Given instruction —
For the data below, report only the number of lines containing the string "Bitcoin".

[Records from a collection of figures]
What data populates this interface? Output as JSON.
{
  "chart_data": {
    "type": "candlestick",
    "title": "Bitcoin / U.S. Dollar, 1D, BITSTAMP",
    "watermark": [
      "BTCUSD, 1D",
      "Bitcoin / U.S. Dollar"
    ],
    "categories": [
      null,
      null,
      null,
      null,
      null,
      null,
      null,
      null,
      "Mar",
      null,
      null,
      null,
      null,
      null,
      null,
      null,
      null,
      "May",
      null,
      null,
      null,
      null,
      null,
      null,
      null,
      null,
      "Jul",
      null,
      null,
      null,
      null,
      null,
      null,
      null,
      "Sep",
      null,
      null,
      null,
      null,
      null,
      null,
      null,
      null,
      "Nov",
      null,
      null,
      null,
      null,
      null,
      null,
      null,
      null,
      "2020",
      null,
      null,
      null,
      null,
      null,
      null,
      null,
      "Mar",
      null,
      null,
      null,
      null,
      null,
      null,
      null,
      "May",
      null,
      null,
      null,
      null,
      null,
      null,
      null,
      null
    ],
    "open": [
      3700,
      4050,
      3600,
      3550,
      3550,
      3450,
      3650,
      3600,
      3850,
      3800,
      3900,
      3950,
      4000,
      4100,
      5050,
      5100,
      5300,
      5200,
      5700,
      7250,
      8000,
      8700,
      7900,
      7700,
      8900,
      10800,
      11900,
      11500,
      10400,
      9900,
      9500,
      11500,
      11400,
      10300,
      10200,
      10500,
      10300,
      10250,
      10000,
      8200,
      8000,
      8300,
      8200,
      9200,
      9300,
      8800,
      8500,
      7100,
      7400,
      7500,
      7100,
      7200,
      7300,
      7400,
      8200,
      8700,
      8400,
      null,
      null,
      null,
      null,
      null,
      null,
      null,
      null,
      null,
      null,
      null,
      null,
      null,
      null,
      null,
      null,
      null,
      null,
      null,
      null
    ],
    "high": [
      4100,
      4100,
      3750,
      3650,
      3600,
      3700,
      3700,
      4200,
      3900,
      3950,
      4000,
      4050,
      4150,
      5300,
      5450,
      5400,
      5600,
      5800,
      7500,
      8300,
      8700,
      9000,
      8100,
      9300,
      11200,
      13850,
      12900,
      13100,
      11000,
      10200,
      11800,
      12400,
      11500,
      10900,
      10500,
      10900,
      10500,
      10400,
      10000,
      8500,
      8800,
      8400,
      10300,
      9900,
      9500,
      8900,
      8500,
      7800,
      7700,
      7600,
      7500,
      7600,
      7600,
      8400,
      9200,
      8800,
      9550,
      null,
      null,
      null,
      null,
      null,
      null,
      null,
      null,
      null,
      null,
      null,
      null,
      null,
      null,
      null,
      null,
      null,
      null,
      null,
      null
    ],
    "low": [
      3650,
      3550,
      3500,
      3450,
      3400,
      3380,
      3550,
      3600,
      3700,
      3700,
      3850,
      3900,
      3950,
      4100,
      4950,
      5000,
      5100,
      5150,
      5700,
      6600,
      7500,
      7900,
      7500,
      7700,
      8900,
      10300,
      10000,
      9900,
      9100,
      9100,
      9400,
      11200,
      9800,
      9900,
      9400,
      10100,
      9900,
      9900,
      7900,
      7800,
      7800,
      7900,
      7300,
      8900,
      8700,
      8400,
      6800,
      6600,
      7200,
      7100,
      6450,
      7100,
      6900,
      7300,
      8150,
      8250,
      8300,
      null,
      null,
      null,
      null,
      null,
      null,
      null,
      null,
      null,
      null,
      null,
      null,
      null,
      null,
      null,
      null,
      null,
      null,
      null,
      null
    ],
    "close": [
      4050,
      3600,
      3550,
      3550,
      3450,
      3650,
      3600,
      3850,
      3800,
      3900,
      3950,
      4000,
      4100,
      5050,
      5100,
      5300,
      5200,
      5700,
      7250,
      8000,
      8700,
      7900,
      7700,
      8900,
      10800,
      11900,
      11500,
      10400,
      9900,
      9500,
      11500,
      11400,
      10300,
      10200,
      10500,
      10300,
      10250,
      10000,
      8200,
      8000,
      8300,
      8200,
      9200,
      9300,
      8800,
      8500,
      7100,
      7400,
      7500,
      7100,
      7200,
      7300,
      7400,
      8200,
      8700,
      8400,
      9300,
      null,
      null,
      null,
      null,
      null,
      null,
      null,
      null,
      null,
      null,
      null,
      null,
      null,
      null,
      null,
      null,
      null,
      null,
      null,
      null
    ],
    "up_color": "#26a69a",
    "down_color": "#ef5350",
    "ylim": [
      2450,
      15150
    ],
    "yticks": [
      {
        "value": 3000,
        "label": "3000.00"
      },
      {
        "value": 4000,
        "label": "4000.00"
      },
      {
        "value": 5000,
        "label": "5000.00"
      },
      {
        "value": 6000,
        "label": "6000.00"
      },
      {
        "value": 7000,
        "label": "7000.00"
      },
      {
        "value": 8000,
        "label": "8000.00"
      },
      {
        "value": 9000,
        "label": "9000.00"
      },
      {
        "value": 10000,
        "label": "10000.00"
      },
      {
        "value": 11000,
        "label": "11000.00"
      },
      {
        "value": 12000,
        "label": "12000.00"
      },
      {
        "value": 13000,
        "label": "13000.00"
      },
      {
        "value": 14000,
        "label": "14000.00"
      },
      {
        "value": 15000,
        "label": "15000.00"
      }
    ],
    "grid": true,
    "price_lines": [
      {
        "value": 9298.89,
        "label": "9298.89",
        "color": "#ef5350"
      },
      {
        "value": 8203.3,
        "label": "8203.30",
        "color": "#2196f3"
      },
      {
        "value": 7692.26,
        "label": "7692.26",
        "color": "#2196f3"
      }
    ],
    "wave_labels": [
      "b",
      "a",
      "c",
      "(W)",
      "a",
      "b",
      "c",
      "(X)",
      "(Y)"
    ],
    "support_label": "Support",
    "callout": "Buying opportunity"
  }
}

Exercise result —
2